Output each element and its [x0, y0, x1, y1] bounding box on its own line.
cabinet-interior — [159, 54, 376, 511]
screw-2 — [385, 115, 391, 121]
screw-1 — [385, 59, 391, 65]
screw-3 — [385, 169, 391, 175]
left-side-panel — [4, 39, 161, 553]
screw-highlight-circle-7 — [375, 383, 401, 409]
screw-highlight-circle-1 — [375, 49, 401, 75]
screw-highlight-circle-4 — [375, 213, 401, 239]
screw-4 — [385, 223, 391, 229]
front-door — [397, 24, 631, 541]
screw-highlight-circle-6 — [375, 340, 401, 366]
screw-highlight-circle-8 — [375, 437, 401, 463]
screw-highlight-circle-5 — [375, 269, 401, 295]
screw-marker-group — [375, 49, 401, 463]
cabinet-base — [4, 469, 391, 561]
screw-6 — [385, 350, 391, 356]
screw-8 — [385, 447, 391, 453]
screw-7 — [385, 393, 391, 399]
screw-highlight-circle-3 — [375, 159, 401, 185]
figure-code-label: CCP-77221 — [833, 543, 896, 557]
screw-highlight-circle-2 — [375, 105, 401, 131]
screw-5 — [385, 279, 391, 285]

□ □ □ □ □ □ □

### [Aim]
Gather every line in the items above that contains the string "circle".

### [Exercise output]
screw-highlight-circle-7 — [375, 383, 401, 409]
screw-highlight-circle-1 — [375, 49, 401, 75]
screw-highlight-circle-4 — [375, 213, 401, 239]
screw-highlight-circle-6 — [375, 340, 401, 366]
screw-highlight-circle-8 — [375, 437, 401, 463]
screw-highlight-circle-5 — [375, 269, 401, 295]
screw-highlight-circle-3 — [375, 159, 401, 185]
screw-highlight-circle-2 — [375, 105, 401, 131]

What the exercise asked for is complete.